=== Data supplied ===
↓

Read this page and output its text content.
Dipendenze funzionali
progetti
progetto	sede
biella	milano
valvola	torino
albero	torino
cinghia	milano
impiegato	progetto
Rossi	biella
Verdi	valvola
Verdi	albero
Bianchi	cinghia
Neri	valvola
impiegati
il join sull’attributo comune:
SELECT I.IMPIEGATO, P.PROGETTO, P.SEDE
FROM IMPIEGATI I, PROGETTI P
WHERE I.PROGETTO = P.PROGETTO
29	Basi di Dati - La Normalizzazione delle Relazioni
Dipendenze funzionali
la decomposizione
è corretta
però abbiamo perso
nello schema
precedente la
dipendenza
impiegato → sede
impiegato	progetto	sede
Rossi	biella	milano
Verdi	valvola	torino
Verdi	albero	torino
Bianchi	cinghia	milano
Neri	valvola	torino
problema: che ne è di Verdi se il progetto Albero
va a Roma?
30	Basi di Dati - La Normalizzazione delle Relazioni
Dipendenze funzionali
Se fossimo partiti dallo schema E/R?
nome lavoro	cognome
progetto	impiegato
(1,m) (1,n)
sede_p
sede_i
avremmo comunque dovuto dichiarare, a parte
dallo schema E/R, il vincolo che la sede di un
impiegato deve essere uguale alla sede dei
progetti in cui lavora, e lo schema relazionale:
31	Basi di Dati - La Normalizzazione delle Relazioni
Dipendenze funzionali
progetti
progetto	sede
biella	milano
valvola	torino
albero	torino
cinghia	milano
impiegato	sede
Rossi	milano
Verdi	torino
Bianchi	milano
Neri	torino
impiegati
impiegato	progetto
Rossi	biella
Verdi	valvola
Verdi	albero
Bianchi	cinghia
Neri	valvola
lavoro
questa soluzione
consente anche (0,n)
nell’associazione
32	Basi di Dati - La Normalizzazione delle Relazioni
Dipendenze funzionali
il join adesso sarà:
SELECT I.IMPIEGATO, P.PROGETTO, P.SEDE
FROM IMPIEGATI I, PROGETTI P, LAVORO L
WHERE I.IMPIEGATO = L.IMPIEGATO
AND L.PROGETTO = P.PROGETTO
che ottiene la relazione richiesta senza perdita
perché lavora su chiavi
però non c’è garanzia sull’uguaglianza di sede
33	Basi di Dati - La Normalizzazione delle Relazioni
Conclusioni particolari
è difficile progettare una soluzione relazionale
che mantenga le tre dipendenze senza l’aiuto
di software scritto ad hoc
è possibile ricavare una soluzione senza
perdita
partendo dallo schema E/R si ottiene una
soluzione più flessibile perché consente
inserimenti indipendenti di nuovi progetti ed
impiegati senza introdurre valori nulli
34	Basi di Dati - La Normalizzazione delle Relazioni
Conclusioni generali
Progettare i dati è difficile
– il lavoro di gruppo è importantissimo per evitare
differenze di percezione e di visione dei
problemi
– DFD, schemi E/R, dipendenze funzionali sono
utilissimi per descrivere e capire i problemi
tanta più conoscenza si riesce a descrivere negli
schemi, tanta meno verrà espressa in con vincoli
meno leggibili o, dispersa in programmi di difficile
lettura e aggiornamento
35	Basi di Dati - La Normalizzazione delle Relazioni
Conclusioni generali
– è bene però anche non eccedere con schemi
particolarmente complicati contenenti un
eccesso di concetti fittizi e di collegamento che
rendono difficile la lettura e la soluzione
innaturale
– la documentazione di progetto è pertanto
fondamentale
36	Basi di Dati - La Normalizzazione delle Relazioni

↑

=== Exercise brief ===
Show every line from the listing above in which the string "tanta" appears.

=== Complete output ===
tanta più conoscenza si riesce a descrivere negli
schemi, tanta meno verrà espressa in con vincoli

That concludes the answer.